• WHAT YOU ARE ASKED TO DO:
Find each line containing the string "paid". Copy it.

(Data records)
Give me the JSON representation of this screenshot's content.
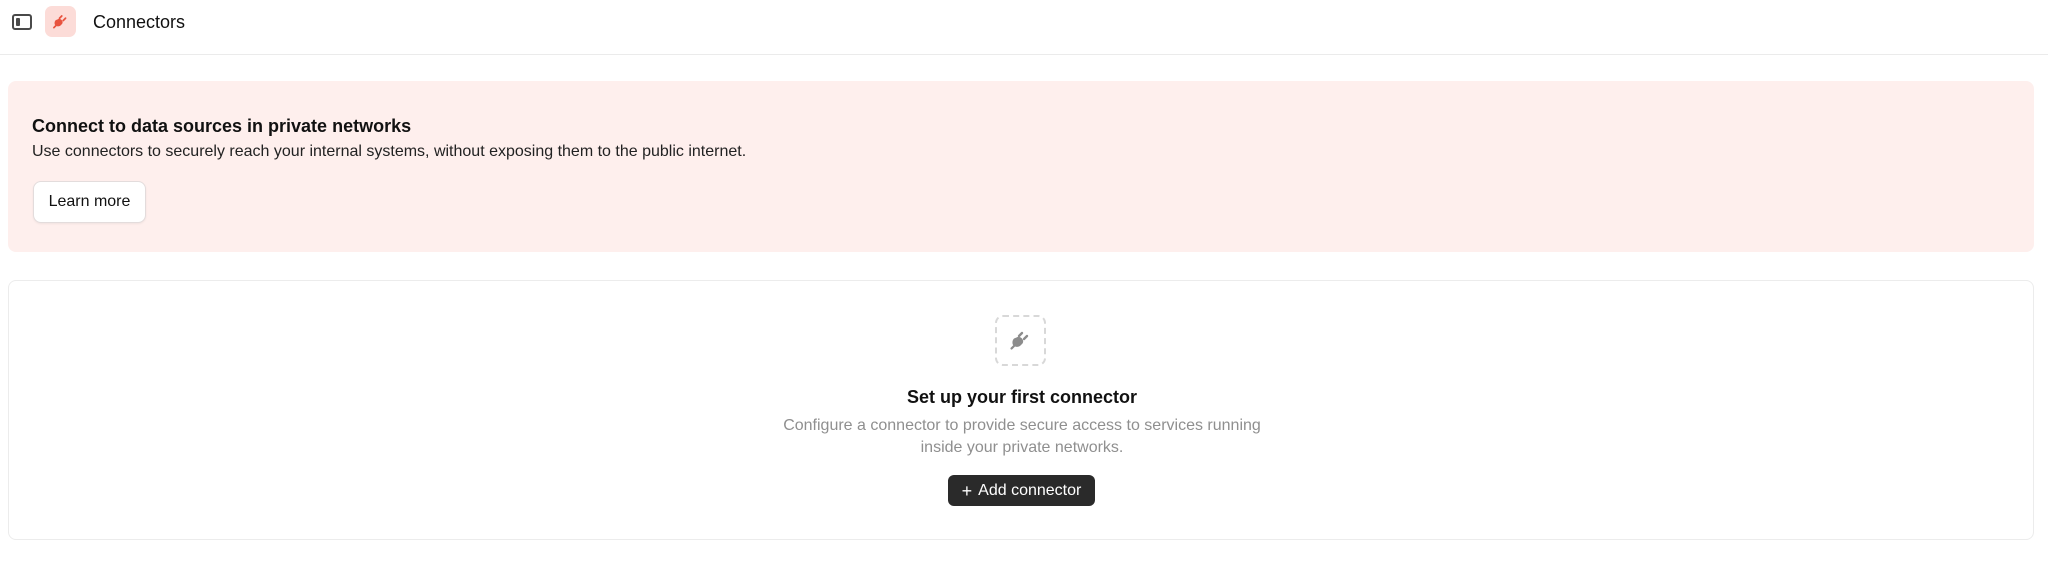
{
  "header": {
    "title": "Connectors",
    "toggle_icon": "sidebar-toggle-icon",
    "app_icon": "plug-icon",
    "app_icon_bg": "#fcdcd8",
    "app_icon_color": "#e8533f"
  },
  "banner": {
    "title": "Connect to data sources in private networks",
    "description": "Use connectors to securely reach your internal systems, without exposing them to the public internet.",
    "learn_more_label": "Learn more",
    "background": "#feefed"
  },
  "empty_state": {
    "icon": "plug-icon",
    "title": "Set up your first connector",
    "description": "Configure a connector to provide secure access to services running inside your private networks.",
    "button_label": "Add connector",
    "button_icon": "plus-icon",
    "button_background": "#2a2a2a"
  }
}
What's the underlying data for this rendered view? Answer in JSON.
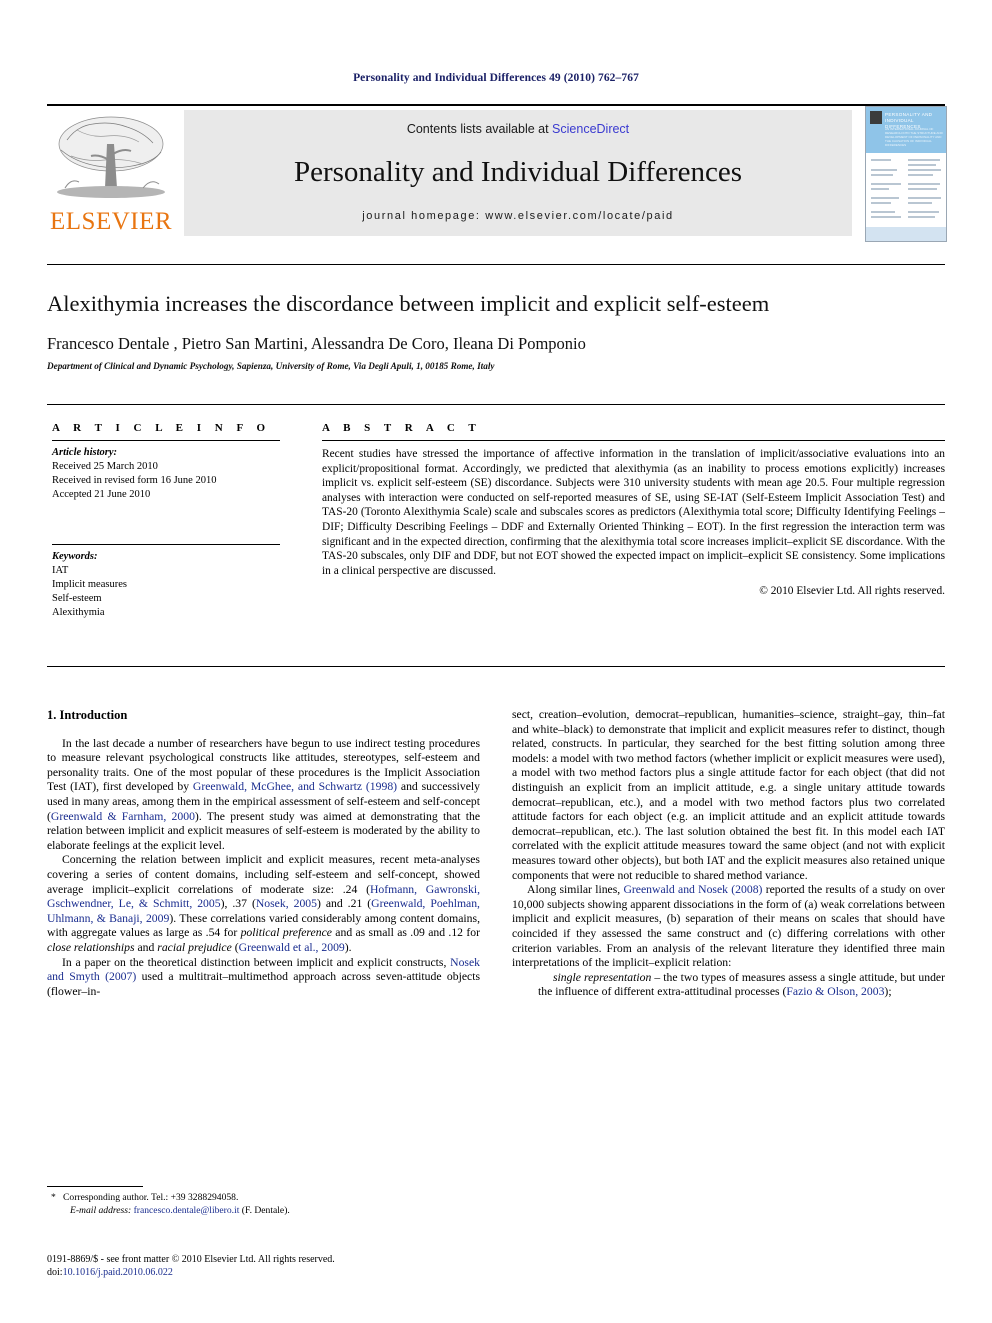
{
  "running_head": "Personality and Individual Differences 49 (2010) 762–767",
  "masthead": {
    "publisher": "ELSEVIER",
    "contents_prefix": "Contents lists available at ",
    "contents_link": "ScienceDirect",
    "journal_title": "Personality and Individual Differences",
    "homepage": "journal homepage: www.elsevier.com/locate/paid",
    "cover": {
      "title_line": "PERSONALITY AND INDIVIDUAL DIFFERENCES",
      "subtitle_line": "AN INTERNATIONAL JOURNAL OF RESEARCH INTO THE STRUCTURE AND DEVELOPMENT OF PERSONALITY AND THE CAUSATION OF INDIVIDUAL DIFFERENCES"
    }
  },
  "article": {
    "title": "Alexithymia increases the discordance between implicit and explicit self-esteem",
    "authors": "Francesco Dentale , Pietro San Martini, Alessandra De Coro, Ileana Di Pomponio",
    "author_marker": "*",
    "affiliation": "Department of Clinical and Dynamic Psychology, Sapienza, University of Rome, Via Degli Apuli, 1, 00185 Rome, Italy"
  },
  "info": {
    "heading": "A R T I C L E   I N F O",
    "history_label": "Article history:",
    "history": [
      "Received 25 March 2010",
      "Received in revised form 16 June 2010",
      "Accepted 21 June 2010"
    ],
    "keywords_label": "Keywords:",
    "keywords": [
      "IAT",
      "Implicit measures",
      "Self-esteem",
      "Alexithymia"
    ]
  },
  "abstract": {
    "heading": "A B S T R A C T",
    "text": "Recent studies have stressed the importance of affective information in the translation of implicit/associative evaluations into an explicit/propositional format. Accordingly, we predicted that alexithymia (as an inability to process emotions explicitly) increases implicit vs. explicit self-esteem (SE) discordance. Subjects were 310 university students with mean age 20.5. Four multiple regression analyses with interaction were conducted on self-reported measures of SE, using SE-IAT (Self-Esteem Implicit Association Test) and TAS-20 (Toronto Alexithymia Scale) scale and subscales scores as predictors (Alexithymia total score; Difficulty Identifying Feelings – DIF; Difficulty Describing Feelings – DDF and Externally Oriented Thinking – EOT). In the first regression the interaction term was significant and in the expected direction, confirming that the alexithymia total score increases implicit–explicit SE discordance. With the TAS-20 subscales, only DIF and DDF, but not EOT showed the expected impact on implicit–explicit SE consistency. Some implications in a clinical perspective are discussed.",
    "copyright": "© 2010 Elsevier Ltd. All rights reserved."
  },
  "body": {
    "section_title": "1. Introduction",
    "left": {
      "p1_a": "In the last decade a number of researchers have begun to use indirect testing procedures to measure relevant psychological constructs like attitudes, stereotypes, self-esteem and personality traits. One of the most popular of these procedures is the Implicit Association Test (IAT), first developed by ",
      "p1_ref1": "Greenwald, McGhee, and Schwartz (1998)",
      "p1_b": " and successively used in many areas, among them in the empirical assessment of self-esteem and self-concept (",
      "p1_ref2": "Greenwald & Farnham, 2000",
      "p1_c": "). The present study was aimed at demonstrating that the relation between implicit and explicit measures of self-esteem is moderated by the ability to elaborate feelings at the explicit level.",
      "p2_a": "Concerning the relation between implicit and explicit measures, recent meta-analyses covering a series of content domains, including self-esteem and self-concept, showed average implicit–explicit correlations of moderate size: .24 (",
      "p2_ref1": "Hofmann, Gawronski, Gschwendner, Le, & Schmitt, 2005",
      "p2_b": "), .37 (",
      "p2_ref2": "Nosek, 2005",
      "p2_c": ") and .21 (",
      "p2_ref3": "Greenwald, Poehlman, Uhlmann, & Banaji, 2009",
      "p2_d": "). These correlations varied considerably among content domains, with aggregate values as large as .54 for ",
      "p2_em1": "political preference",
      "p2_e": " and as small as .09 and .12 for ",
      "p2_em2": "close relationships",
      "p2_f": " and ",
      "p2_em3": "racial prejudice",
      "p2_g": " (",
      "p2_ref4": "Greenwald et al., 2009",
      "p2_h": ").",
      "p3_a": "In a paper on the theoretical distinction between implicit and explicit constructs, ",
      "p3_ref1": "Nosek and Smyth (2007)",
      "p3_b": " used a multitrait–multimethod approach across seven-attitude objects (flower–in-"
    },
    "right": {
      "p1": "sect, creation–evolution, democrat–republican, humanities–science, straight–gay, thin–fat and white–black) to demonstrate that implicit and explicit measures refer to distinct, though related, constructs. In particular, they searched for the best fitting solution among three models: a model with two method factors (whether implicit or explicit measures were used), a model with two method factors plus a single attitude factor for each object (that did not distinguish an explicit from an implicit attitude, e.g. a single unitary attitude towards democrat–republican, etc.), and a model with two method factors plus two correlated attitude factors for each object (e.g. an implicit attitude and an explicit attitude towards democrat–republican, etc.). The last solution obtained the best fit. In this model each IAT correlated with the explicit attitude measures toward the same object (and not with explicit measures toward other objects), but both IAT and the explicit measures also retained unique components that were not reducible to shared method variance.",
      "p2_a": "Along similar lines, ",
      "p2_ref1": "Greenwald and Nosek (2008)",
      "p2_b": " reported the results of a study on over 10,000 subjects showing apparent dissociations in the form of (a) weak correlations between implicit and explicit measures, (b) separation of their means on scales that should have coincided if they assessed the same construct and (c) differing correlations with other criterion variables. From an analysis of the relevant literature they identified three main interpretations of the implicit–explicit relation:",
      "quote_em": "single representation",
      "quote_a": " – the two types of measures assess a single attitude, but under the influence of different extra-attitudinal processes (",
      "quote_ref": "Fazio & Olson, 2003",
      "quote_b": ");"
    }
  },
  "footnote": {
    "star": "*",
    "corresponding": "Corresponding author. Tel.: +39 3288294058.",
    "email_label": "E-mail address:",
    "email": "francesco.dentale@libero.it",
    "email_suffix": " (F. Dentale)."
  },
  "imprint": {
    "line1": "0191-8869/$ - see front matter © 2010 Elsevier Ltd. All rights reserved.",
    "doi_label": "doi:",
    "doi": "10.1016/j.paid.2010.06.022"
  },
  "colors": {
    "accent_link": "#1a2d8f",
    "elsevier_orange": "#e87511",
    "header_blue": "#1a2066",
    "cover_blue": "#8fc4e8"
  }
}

• SOLUTION FOR THIS TASK:
    "homepage": "journal homepage: www.elsevier.com/locate/paid",
    "doi": "10.1016/j.paid.2010.06.022"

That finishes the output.